§ Extrait fourni
------------

La cruauté envers les enfants est un sujet qui se prête au texte court, encore qu’on puisse préférer rien du tout, ni essai ni fiction, traitant de cela; c’est affaire intime. Joyce Carol Oates, dont les succès littéraires certifient à tout le moins depuis trente ans que l’innommable – l’emprise dévastatrice, voire sanglante, sur un plus petit – a toujours trouvé preneur, récidive avec un texte court, magnifique, c’est bête à dire, dans la même veine que les précédents, comme Heat (où un jeune fou assassinait deux jumelles ados) ou Where Are You Going, Where Have You Been (où encore une ado se voyait subjuguée par un garçon plus âgé). C’est Premier Amour (Un conte gothique), un titre qui donne des haut-le-cour, du moins quand on pense à l’un des tentacules du thème central, qui est l’amour, certes, mais un amour loin d’être vivable.

------------

§ Documents fournis
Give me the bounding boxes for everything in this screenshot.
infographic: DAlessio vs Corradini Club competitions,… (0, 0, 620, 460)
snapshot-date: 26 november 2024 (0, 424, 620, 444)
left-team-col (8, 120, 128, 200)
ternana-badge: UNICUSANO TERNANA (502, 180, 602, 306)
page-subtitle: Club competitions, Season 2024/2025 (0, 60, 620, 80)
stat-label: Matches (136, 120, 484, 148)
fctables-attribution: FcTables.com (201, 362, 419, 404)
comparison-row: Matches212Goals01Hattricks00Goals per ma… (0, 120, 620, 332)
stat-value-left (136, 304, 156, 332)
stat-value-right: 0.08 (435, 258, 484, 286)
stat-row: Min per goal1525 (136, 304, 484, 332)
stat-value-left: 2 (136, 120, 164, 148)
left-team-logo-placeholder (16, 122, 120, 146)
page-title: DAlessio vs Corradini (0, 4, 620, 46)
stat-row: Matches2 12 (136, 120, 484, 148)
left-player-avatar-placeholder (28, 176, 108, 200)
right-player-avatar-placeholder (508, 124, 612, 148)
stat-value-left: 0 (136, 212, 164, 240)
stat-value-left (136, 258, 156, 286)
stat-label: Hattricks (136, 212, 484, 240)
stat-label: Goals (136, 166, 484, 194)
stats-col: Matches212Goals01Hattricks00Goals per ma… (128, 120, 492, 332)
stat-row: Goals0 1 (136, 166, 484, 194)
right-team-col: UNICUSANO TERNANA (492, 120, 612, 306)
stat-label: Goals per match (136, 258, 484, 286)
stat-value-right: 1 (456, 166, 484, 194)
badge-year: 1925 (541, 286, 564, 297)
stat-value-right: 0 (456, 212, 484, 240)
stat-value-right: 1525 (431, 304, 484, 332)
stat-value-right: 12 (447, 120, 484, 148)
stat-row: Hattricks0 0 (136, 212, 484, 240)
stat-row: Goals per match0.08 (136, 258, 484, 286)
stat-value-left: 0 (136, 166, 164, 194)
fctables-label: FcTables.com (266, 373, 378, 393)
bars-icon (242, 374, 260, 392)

------------

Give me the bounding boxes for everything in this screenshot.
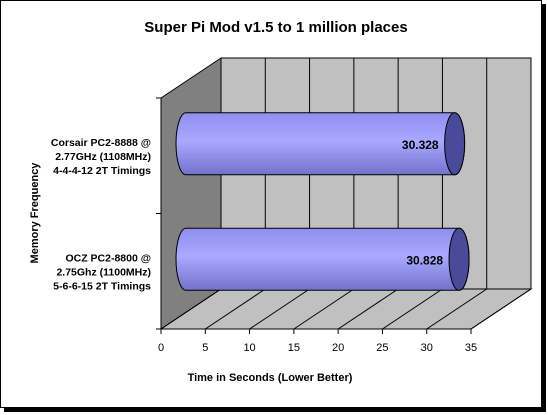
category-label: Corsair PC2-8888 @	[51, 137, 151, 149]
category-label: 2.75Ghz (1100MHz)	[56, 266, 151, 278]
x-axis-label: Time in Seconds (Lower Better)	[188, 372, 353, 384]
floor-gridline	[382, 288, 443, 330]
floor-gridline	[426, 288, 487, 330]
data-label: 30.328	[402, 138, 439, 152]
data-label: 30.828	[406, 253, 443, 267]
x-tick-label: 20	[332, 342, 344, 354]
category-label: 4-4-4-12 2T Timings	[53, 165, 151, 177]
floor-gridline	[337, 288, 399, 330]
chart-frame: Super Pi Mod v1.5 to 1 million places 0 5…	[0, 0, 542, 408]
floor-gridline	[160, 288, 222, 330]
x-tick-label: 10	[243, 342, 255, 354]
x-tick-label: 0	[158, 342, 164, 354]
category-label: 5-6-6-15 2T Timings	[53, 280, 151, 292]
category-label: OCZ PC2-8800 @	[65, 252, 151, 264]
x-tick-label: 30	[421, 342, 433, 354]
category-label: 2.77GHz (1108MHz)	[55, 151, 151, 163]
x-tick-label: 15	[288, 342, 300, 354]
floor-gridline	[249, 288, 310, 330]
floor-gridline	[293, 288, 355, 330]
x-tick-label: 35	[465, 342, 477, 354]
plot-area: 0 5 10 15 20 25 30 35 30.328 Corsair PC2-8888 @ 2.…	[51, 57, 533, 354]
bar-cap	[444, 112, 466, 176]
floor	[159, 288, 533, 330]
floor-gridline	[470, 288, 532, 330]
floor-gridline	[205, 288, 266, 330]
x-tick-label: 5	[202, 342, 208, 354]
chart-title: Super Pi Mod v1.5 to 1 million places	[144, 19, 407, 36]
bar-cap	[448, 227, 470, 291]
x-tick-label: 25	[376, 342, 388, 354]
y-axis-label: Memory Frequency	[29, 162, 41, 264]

------------

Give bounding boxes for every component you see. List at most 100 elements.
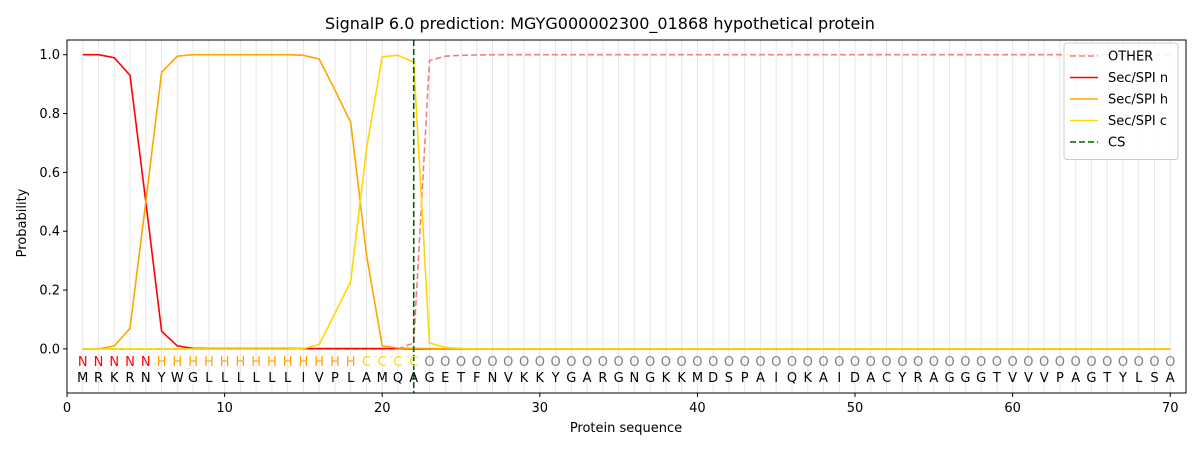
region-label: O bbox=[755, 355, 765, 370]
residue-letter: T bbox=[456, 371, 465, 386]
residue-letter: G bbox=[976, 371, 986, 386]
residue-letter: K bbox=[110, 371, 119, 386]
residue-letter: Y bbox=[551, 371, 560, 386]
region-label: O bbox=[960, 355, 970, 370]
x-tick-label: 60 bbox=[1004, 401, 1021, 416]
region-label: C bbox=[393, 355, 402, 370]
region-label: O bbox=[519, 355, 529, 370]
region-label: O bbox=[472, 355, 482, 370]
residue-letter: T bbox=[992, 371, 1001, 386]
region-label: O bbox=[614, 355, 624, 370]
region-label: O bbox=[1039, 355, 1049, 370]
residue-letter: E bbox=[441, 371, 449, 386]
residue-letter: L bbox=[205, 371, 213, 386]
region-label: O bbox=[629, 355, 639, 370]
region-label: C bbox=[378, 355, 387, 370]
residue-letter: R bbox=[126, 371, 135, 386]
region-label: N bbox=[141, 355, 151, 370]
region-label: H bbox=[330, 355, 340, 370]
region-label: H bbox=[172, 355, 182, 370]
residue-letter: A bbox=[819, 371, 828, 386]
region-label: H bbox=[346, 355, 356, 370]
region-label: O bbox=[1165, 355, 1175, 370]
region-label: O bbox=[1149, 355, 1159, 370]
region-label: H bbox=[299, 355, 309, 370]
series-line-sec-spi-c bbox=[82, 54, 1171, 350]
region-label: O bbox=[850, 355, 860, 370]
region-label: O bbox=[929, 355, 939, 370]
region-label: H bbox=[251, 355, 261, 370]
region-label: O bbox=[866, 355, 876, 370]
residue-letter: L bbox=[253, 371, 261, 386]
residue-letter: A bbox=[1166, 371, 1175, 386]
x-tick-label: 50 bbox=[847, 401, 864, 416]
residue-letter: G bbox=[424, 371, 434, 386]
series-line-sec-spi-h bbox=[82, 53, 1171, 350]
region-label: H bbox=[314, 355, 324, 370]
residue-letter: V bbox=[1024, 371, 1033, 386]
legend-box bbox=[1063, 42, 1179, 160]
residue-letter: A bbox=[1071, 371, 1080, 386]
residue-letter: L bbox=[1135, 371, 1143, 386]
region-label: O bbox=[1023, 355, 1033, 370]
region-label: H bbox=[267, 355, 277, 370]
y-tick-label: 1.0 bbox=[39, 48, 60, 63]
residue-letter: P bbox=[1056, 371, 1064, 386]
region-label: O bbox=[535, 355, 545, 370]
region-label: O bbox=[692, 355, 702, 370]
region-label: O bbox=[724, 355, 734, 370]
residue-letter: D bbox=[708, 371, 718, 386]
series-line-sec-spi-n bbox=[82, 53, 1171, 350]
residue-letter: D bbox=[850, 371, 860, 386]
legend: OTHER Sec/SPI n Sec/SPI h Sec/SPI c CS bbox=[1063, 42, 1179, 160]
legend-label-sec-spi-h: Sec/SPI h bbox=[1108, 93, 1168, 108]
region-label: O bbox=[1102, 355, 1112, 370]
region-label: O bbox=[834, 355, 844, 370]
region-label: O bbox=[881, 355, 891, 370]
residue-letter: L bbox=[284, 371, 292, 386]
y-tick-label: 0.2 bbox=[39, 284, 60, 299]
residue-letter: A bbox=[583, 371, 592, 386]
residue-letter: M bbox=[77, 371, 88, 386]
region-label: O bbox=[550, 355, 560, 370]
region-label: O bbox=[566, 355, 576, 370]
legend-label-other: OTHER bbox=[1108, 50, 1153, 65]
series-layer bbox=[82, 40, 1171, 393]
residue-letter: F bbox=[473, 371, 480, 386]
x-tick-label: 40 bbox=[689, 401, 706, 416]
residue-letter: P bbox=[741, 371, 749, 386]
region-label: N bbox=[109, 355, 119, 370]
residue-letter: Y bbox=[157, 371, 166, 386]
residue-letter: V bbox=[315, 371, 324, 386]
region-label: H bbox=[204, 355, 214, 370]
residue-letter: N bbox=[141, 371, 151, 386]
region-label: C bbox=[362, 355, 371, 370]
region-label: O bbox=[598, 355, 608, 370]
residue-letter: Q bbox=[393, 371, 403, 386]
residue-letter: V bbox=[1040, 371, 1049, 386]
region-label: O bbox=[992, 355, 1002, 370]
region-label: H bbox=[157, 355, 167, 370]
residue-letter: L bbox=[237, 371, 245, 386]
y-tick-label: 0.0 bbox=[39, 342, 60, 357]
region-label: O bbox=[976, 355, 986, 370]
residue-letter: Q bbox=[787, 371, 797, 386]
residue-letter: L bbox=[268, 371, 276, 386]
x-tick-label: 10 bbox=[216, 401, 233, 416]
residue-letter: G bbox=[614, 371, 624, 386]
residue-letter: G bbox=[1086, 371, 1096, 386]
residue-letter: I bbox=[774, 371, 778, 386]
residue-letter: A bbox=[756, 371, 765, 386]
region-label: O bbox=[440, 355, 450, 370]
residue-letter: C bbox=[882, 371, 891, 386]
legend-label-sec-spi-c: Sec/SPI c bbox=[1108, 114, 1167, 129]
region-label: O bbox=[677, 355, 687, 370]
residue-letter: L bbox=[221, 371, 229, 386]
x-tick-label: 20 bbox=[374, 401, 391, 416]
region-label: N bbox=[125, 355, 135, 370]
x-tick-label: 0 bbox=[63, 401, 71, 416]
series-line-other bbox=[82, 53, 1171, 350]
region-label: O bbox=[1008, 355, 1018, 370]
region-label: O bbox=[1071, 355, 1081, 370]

------------

§ Tâches à réaliser
[A] Repérez chaque ligne des enregistrements qui contient la chaîne « data » et recopiez-la.
[B] Poursuivez l'extrait consacré à Premier Amour de Joyce Carol Oates à la suite de sa dernière phrase.

§ Réponses par tâche
[A]
data-label: 30.328	[402, 138, 439, 152]
data-label: 30.828	[406, 253, 443, 267]

[B]
Dans le camp du moins souffrant amour, encore que ce ne soit pas sûr, il y a l’amour liant la petite Josie à sa mère, Delia S., 31 ans, indécrottable séductrice, forcément toujours en mal de nouvelles conquêtes: une relation étouffante, aussi bien pour la mère, qui ne pense qu’à fuir, que pour la fille, promise à l’inexistence. Pour une raison inexpliquée, la lassitude de Delia sans doute, elles ont fui le domicile familial et sont allées se réfugier à Ransomville, dans l’État de New York (incidemment l’État où est née l’auteure, qui vit désormais au New Jersey, Princeton oblige), chez une grand-tante, femme snob et précieuse qui héberge en outre cet été-là son petit-fils aimé, Jared, 25 ans, étudiant au séminaire en théologie. Et voilà le scénario, pourtant déjà lourd, appesanti par l’amour de Dieu, très présent ici, ou en tout cas très désiré par Jared, le futur pasteur (comme l’étaient son père et son grand-père avant lui). Mais Jared est fou et Dieu semble lui commander d’étranges actes. La rencontre de la petite fille qui voulait tant être aimée de sa mère et de l’homme qui voulait tant être aimé de Dieu créera un monstre, anormal et terrifiant: la fusion de Josie et Jared, la victime et son bourreau.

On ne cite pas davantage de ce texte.